▶ PROBLEM
Filter the entries, keeping every line with the word "camilaceballosss".

▶ EXERCISE DATA
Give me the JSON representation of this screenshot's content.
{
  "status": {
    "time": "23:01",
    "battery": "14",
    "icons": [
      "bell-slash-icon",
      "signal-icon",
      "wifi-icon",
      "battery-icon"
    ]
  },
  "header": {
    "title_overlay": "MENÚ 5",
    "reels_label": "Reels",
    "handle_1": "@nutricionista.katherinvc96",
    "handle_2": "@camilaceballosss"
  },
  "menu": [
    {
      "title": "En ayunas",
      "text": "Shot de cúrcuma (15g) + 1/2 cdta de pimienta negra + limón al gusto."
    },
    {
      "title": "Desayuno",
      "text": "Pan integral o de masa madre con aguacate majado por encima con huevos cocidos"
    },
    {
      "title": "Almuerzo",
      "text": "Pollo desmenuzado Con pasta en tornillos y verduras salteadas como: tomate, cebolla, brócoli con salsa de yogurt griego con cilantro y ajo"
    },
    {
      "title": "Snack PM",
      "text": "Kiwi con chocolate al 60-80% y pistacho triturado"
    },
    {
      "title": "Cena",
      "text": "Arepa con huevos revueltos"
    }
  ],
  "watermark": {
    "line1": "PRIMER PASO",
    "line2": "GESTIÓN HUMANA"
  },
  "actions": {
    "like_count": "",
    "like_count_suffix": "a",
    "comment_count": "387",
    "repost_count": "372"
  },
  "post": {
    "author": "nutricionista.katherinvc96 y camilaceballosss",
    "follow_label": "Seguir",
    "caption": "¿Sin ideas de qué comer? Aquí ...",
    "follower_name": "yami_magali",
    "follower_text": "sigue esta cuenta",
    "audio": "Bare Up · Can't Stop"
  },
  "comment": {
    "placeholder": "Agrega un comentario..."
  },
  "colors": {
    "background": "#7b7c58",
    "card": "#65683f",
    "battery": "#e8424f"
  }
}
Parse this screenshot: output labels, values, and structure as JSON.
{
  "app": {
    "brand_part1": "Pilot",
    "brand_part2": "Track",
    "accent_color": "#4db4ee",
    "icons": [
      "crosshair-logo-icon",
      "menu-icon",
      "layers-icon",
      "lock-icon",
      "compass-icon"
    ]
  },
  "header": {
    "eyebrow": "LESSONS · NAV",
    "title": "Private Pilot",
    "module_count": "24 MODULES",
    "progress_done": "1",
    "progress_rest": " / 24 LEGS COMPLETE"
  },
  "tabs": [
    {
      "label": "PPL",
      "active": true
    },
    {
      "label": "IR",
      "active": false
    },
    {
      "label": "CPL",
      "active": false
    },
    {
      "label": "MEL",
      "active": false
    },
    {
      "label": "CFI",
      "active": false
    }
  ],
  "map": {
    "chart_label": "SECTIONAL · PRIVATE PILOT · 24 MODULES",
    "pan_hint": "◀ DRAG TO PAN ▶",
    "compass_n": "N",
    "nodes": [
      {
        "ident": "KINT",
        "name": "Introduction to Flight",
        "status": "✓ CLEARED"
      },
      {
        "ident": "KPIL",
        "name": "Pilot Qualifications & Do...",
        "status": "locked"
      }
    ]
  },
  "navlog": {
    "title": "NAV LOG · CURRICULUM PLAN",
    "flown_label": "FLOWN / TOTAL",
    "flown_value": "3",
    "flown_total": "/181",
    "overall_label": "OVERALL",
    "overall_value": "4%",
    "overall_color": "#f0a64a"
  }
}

▶ ANSWER BELOW
    "handle_2": "@camilaceballosss"
    "author": "nutricionista.katherinvc96 y camilaceballosss",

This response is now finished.